• [BRANO FORNITO]:
-.-.-

Sulla base delle tue ricerche antropologiche sulle società mediterranee (e non solo), che idea ti sei fatta della leggenda sciclitana della Madonna delle Milizie? Trovi delle corrispondenze, dei punti in comune con altre storie, miti o leggende?

Ovviamente i rapporti tra le culture del Mediterraneo non sono stati sempre pacifici. La natura dello scambio e delle connessioni può assumere varie forme; a volte può essere violenta, come nel racconto della vittoria dei Normanni sui Saraceni, quando la Madonna interviene a protezione del popolo di Scicli. Ciò che mi interessa come antropologo è il modo in cui le persone oggi interpretano aspetti del passato, rappresentano, celebrano e alla fine riproducono questa storia nel tempo.

-.-.-

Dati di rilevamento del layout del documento

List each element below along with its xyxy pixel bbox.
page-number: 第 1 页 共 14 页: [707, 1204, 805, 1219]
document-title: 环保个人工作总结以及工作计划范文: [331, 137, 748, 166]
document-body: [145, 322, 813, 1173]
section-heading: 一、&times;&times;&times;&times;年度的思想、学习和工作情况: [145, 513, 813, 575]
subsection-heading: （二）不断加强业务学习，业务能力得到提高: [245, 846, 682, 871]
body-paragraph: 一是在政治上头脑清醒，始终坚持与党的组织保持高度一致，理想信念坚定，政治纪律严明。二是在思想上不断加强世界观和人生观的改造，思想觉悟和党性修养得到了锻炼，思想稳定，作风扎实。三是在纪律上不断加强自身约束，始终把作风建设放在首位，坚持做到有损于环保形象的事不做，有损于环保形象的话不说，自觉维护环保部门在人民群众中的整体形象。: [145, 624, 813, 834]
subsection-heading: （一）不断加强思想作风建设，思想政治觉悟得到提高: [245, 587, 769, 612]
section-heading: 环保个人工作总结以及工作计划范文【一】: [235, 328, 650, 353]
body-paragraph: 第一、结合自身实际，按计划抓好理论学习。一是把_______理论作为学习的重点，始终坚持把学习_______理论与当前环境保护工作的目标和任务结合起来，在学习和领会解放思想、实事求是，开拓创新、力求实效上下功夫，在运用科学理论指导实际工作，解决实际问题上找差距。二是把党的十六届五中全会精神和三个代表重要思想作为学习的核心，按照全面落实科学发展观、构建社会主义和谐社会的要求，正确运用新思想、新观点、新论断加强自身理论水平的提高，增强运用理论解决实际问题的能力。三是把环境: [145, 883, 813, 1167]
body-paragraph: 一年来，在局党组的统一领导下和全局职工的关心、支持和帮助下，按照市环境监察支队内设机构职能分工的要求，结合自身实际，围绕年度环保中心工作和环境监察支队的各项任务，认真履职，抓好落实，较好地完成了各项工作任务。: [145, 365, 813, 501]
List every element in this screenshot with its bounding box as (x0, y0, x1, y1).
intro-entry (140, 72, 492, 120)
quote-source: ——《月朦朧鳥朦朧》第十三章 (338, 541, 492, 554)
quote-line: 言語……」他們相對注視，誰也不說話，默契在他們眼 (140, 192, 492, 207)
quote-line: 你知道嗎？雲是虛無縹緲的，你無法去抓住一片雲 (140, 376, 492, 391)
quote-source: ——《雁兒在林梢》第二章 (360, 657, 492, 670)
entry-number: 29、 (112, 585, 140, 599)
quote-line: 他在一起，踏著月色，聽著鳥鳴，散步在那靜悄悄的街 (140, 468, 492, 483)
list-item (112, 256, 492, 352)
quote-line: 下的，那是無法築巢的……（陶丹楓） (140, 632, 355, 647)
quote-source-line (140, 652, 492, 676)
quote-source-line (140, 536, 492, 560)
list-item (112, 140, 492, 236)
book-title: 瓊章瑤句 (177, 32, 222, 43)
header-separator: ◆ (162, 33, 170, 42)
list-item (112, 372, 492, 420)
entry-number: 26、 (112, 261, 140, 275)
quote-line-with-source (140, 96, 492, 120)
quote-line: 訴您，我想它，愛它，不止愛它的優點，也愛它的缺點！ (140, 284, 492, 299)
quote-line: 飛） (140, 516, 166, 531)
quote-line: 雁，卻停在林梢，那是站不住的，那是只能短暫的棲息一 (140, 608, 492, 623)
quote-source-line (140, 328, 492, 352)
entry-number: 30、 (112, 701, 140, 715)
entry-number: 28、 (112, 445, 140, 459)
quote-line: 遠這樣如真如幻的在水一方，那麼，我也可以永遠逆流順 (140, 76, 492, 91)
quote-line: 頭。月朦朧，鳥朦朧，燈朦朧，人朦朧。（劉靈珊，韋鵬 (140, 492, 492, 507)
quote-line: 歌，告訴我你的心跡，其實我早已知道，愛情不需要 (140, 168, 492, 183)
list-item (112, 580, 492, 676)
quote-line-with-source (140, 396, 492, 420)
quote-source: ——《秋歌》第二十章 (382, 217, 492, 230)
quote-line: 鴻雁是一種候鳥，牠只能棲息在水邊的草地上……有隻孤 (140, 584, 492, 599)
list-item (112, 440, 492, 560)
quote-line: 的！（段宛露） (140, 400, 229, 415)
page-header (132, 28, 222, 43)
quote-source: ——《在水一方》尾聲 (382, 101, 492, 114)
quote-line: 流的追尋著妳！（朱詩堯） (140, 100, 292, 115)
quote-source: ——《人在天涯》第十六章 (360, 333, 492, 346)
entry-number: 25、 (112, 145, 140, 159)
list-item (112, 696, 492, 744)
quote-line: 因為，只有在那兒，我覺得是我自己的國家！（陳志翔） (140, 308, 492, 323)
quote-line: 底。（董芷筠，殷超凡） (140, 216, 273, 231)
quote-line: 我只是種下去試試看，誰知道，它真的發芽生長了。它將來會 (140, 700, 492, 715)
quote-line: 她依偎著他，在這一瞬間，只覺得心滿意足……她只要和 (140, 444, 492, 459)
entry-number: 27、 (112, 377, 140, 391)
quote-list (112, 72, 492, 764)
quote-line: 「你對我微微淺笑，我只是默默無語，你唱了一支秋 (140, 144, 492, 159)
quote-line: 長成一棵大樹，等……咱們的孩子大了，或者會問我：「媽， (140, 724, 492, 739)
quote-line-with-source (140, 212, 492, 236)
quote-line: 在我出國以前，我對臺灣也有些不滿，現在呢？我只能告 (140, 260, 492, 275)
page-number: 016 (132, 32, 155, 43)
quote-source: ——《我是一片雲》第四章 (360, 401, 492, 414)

-.-.-

• [ELENCO ATTIVITÀ]:
(A) Nel brano sulla Madonna delle Milizie, perché viene citato il racconto della vittoria dei Normanni sui Saraceni? Rispondi in una o due frasi.
(B) Prosegui il brano sulla Madonna delle Milizie partendo dalla sua ultima frase.

• [RISULTATI ATTESI]:
(A) Il racconto viene citato come esempio del fatto che lo scambio e le connessioni tra le culture del Mediterraneo possono assumere varie forme, a volte anche violente. Mostra così che i rapporti tra queste culture non sono stati sempre pacifici.

(B)
Sono molto affascinata dalla Madonna delle Milizie per questo motivo, ma anche per il fatto che la statua sembra rappresentare un capovolgimento del suo ruolo tradizionale. Si tratta di una rappresentazione unica della Madonna come guerriera a cavallo con spada, ma non inedita. In Sud America e Messico la Madonna assume una forma militare anche nei resoconti e nelle celebrazioni di alcune battaglie note. Mentre alcuni vedono questo come una continuazione del suo ruolo amorevole, altri lo vedono come contraddittorio. È interessante vedere come queste interpretazioni variano. 

La Madonna delle Milizie ti ricorda altre immagini di donne guerriere, sia del passato che del nostro presente?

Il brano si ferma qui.